EXERCISE ▸ Look through the data and write out every line with the word "comments" in it.

EXCERPTED RECORDS ▸

┌────────

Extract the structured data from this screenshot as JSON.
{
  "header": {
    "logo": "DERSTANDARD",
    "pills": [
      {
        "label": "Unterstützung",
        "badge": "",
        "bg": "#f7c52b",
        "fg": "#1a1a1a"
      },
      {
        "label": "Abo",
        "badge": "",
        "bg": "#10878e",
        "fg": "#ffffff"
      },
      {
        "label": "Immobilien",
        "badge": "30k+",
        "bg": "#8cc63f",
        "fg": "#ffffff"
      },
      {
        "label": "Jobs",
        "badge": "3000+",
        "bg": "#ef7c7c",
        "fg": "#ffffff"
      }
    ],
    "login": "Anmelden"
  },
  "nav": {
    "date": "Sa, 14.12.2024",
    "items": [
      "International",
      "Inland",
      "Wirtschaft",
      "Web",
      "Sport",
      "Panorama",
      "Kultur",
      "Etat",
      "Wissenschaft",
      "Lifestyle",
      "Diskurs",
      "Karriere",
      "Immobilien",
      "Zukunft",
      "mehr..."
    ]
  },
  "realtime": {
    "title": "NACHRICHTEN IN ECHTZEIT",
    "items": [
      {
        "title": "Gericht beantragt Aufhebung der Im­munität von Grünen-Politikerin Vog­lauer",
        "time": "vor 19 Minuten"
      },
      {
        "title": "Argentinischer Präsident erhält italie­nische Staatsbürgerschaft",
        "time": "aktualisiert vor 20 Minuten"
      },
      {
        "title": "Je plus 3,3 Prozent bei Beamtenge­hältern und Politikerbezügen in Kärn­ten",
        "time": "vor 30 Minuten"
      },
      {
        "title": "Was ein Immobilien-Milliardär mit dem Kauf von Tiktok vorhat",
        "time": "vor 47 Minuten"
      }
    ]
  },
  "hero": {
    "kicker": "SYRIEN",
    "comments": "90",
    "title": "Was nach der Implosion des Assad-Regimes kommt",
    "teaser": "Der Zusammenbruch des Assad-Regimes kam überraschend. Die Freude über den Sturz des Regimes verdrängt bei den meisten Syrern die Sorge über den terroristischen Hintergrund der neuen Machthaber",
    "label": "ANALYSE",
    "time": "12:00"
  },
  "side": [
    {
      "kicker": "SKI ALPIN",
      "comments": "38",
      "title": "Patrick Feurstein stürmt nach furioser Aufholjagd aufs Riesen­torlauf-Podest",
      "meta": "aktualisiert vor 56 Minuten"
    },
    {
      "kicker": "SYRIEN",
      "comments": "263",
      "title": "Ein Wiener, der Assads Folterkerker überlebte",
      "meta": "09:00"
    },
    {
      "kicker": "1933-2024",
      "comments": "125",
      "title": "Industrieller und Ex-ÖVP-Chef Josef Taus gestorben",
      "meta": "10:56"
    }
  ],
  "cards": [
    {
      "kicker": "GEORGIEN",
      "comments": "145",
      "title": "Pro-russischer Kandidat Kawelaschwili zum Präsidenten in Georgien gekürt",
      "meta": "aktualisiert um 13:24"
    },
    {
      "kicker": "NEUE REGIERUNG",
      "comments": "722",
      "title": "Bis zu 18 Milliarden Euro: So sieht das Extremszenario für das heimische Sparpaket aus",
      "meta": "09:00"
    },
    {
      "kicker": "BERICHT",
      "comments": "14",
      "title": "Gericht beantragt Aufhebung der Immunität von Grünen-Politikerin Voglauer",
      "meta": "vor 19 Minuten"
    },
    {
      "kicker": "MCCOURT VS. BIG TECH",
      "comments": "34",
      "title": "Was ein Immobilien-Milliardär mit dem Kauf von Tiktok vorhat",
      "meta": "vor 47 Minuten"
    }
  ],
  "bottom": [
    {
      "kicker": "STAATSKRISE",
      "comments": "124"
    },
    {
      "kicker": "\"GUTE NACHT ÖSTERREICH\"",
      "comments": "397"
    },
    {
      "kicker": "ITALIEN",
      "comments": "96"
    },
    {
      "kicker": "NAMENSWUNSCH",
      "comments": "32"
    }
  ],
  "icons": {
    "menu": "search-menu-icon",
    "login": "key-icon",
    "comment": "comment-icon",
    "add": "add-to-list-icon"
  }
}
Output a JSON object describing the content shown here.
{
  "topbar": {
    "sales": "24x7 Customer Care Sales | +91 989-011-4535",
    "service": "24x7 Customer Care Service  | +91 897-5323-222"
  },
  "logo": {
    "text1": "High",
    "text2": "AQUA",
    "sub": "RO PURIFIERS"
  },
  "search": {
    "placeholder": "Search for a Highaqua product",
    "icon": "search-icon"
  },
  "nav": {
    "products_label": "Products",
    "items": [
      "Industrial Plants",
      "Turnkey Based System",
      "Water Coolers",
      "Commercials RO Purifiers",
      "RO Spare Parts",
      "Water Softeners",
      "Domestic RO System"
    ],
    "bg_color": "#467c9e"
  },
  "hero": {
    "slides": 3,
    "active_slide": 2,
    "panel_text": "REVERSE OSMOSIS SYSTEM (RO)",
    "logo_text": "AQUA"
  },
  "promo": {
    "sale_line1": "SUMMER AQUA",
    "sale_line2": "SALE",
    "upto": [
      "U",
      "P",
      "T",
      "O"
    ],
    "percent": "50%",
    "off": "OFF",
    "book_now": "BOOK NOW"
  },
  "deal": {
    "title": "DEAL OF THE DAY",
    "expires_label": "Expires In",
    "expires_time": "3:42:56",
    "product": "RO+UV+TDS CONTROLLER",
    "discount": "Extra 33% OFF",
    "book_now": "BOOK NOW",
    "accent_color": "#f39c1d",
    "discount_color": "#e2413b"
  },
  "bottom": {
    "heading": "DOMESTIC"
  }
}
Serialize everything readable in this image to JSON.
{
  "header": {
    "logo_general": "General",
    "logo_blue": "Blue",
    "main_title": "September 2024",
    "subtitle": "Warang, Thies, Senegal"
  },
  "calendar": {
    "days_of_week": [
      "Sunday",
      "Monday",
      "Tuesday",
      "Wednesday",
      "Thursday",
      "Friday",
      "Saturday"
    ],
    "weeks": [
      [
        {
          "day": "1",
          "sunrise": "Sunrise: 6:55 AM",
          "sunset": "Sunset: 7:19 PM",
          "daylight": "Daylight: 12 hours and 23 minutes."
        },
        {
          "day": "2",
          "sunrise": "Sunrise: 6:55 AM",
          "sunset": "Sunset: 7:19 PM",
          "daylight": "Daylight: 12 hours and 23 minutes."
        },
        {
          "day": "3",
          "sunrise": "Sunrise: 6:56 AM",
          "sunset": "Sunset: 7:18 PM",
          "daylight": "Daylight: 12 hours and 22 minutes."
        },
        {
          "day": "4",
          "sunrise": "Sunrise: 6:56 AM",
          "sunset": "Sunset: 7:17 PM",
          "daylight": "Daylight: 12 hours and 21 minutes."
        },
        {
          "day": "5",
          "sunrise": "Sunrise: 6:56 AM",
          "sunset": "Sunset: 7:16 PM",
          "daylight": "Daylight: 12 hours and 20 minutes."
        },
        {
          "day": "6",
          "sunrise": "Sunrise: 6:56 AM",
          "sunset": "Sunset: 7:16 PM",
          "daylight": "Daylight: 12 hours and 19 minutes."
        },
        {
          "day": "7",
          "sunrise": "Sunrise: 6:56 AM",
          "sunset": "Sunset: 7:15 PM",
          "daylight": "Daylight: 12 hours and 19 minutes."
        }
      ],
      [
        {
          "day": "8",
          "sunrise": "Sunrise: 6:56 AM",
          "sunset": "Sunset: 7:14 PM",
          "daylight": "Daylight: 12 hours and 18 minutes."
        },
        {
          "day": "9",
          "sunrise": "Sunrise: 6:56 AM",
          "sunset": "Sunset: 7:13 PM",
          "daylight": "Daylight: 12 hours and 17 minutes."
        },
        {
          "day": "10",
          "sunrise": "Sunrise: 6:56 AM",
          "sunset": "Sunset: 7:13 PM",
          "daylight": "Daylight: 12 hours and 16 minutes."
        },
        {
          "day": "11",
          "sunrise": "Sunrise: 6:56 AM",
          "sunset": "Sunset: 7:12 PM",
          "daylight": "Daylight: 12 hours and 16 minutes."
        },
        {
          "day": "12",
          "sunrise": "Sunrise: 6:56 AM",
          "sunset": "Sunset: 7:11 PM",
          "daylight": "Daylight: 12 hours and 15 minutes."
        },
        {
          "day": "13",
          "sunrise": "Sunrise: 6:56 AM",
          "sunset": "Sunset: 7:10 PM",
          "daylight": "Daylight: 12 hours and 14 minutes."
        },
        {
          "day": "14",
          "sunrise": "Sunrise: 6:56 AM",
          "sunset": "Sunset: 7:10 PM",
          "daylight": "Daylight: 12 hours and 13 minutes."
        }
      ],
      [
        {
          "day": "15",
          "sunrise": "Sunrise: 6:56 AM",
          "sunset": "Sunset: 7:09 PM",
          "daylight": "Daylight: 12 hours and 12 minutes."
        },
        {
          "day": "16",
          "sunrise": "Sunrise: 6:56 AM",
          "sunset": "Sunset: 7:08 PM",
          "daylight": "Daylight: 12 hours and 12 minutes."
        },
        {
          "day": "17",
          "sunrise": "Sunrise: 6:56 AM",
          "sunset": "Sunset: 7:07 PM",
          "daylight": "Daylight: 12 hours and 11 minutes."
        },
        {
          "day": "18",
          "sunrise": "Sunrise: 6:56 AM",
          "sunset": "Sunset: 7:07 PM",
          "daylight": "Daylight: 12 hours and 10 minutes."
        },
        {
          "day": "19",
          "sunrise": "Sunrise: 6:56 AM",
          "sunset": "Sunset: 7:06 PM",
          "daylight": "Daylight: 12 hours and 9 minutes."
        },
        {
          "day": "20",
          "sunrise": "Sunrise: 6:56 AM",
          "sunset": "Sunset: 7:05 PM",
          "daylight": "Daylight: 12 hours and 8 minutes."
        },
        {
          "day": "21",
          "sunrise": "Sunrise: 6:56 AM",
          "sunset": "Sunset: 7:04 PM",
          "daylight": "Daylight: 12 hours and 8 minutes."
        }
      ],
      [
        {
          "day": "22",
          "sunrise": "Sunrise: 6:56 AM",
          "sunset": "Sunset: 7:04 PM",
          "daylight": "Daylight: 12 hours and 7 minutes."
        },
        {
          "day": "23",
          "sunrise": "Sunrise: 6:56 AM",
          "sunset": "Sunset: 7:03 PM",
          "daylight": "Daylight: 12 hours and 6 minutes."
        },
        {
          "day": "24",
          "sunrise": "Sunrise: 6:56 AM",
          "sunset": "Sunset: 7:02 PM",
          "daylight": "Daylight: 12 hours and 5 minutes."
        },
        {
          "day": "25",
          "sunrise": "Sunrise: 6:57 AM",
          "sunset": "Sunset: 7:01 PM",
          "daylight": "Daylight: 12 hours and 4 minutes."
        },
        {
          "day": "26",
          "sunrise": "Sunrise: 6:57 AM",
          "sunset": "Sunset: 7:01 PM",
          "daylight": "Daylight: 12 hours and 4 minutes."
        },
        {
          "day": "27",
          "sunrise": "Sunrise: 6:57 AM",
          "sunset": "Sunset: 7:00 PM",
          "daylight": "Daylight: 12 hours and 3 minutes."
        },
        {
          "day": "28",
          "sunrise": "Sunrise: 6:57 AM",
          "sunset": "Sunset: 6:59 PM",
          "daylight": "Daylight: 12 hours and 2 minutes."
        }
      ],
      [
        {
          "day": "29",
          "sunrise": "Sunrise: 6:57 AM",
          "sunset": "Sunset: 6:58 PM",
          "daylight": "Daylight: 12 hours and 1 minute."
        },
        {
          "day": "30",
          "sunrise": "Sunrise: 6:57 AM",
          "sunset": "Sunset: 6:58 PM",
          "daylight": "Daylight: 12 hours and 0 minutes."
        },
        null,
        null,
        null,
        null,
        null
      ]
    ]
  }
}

└────────

EXERCISE RESPONSE ▸
    "comments": "90",
      "comments": "38",
      "comments": "263",
      "comments": "125",
      "comments": "145",
      "comments": "722",
      "comments": "14",
      "comments": "34",
      "comments": "124"
      "comments": "397"
      "comments": "96"
      "comments": "32"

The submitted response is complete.